(What to do)
Pull out the lines of the listing from the one containing "binding-stitch <box>71 1821 77 1829</box>" through the one containing "running-head: ПУСТЫНЯ И", and reproduce them without any change.

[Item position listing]
..............................

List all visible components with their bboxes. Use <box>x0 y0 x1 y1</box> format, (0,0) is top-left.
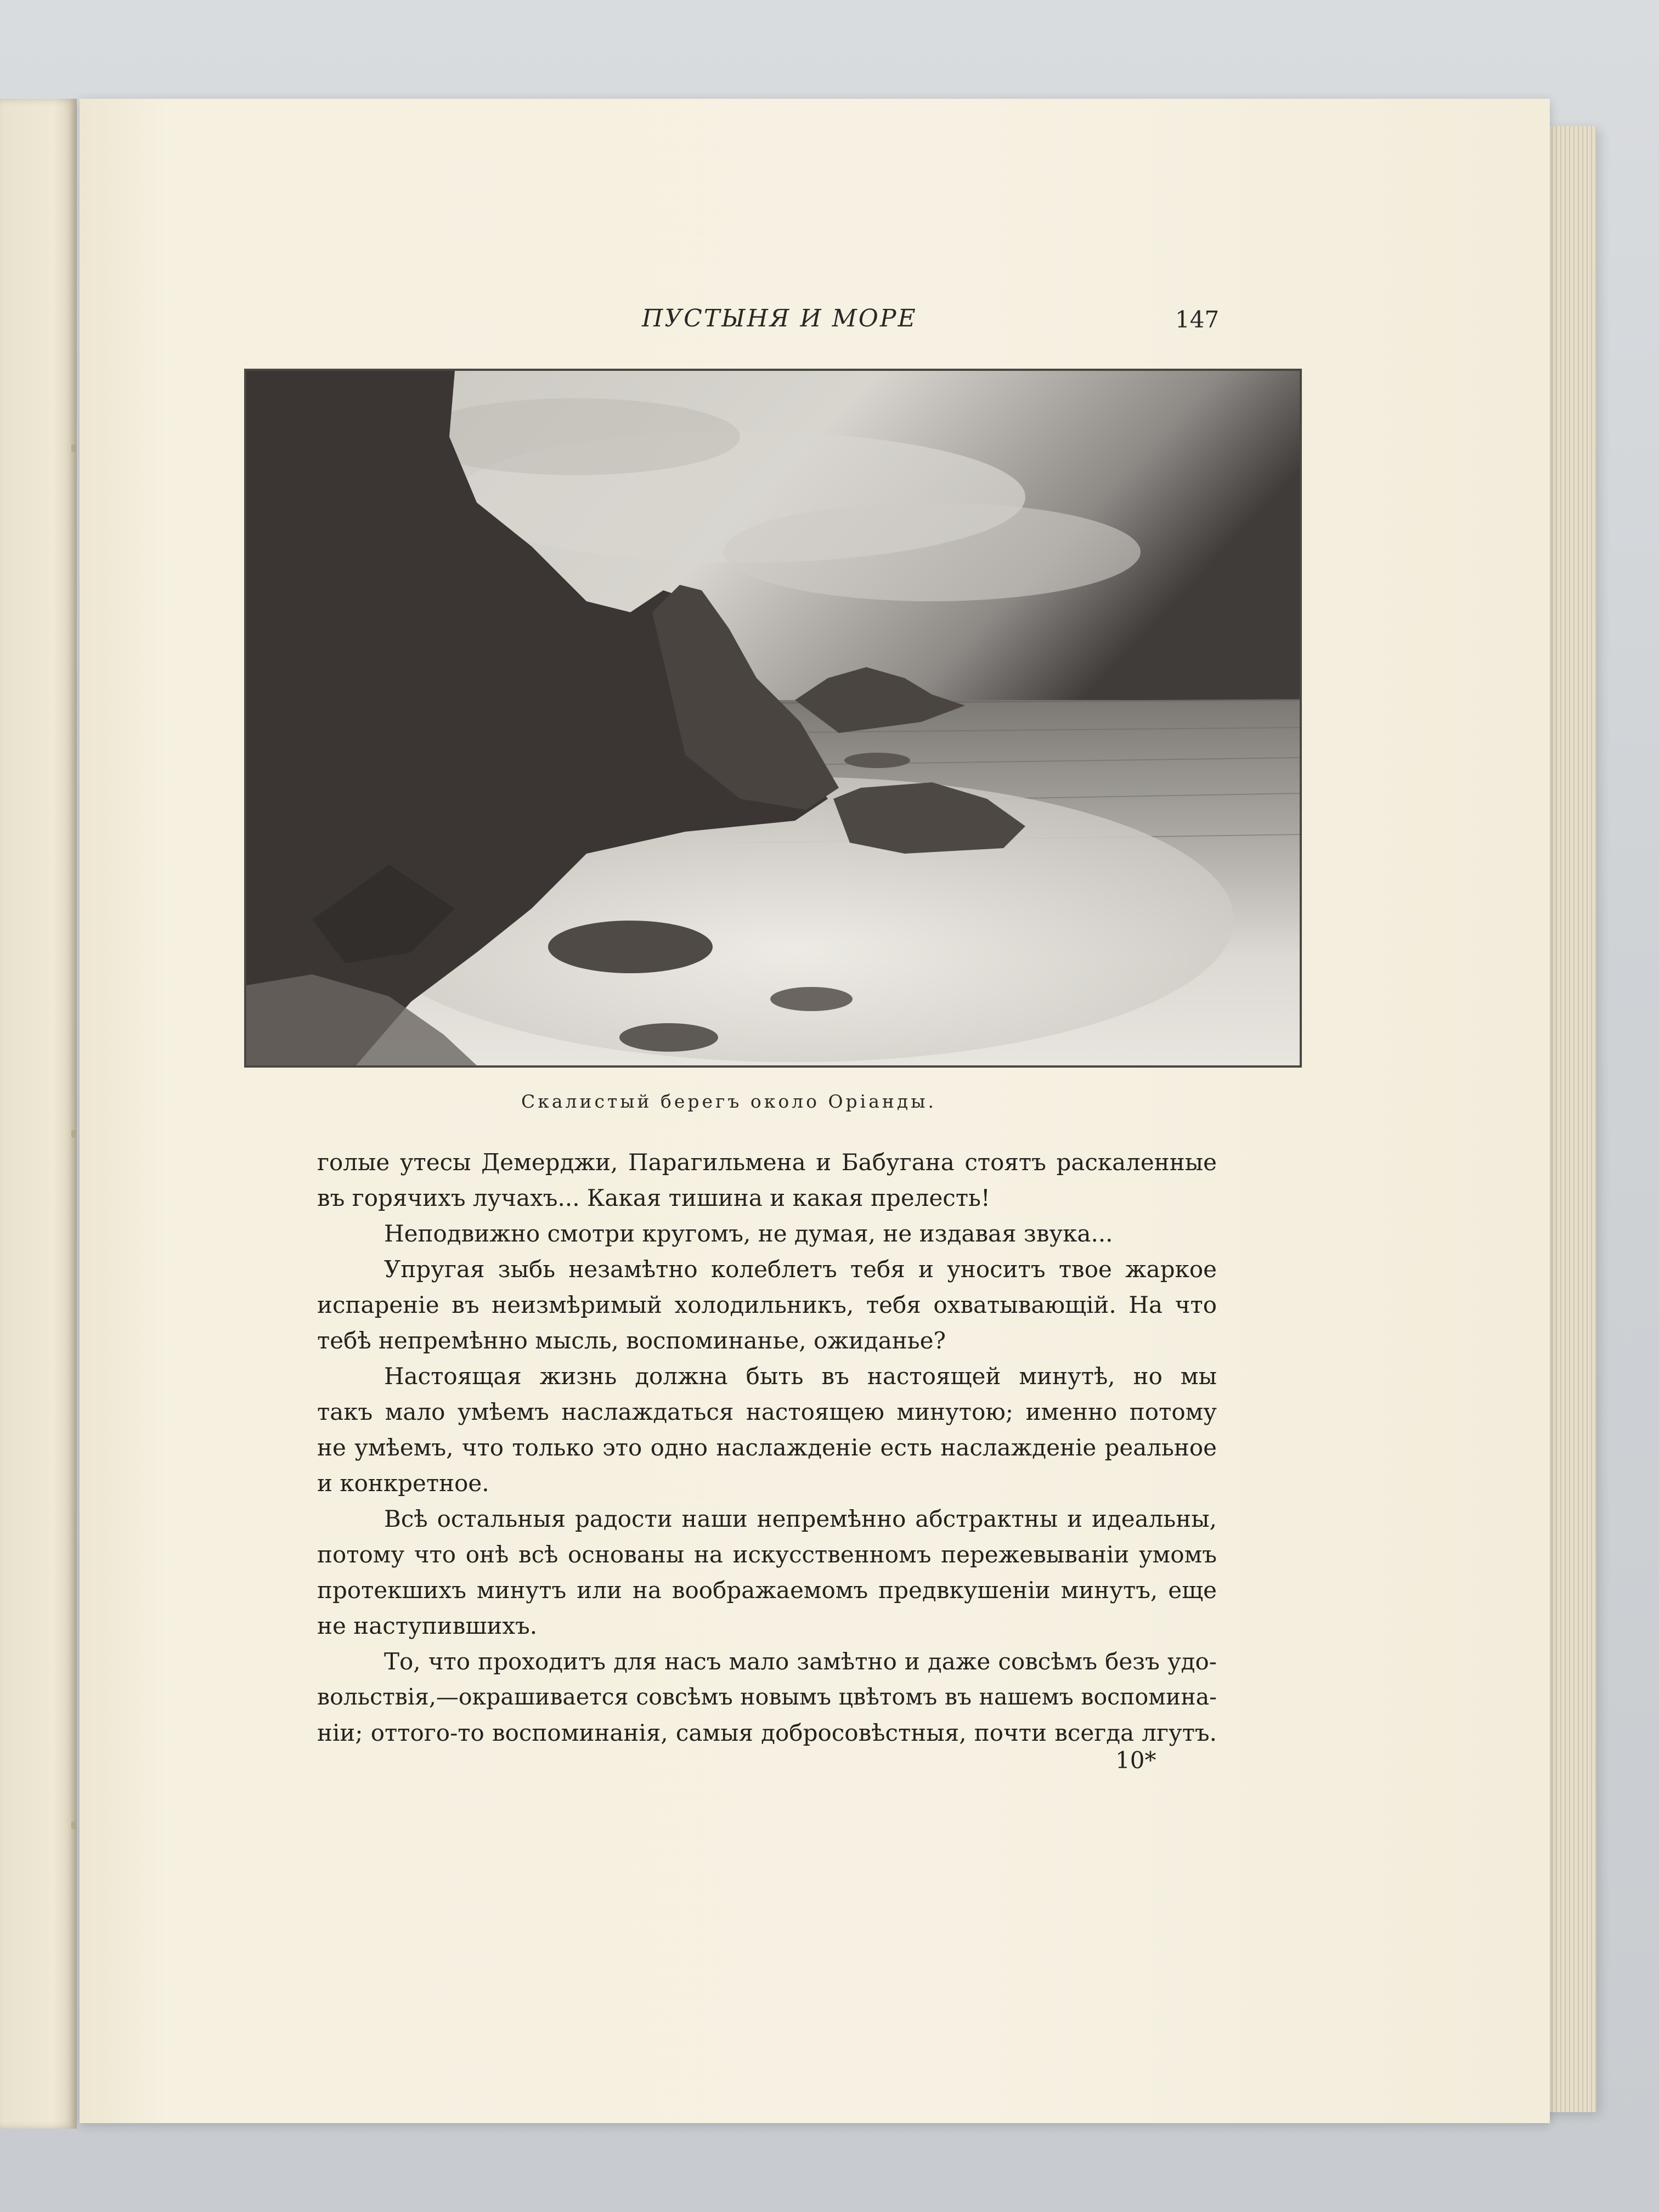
binding-stitch <box>71 1821 77 1829</box>
photo-illustration <box>246 371 1300 1065</box>
text-line: вольствія,—окрашивается совсѣмъ новымъ цвѣтомъ въ нашемъ воспомина- <box>317 1684 1217 1710</box>
text-line: и конкретное. <box>317 1470 489 1497</box>
text-line: протекшихъ минутъ или на воображаемомъ предвкушеніи минутъ, еще <box>317 1577 1217 1604</box>
text-line: въ горячихъ лучахъ... Какая тишина и какая прелесть! <box>317 1184 990 1211</box>
running-head: ПУСТЫНЯ И МОРЕ <box>642 304 917 332</box>
text-line: не умѣемъ, что только это одно наслажденіе есть наслажденіе реальное <box>317 1434 1217 1461</box>
text-line: такъ мало умѣемъ наслаждаться настоящею минутою; именно потому <box>317 1398 1217 1425</box>
text-line: потому что онѣ всѣ основаны на искусственномъ пережевываніи умомъ <box>317 1541 1217 1568</box>
text-line: не наступившихъ. <box>317 1612 538 1639</box>
illustration-caption: Скалистый берегъ около Оріанды. <box>521 1091 936 1112</box>
text-line: Всѣ остальныя радости наши непремѣнно абстрактны и идеальны, <box>384 1505 1217 1532</box>
text-line: испареніе въ неизмѣримый холодильникъ, тебя охватывающій. На что <box>317 1291 1217 1318</box>
text-line: ніи; оттого-то воспоминанія, самыя добросовѣстныя, почти всегда лгутъ. <box>317 1719 1217 1746</box>
binding-stitch <box>71 444 77 452</box>
body-text <box>317 1144 1217 1751</box>
page-number: 147 <box>1175 306 1220 333</box>
text-line: тебѣ непремѣнно мысль, воспоминанье, ожиданье? <box>317 1327 946 1354</box>
binding-stitch <box>71 1130 77 1138</box>
text-line: голые утесы Демерджи, Парагильмена и Бабугана стоятъ раскаленные <box>317 1149 1217 1176</box>
coastal-rocks-photo <box>244 369 1302 1068</box>
left-page-edge <box>0 99 77 2129</box>
text-line: Настоящая жизнь должна быть въ настоящей минутѣ, но мы <box>384 1363 1217 1390</box>
text-line: То, что проходитъ для насъ мало замѣтно и даже совсѣмъ безъ удо- <box>384 1648 1217 1675</box>
signature-mark: 10* <box>1115 1747 1156 1774</box>
text-line: Упругая зыбь незамѣтно колеблетъ тебя и уноситъ твое жаркое <box>384 1256 1217 1283</box>
text-line: Неподвижно смотри кругомъ, не думая, не издавая звука... <box>384 1220 1113 1247</box>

..............................

(Task result)
binding-stitch <box>71 1821 77 1829</box>
photo-illustration <box>246 371 1300 1065</box>
text-line: вольствія,—окрашивается совсѣмъ новымъ цвѣтомъ въ нашемъ воспомина- <box>317 1684 1217 1710</box>
text-line: и конкретное. <box>317 1470 489 1497</box>
text-line: протекшихъ минутъ или на воображаемомъ предвкушеніи минутъ, еще <box>317 1577 1217 1604</box>
text-line: въ горячихъ лучахъ... Какая тишина и какая прелесть! <box>317 1184 990 1211</box>
running-head: ПУСТЫНЯ И МОРЕ <box>642 304 917 332</box>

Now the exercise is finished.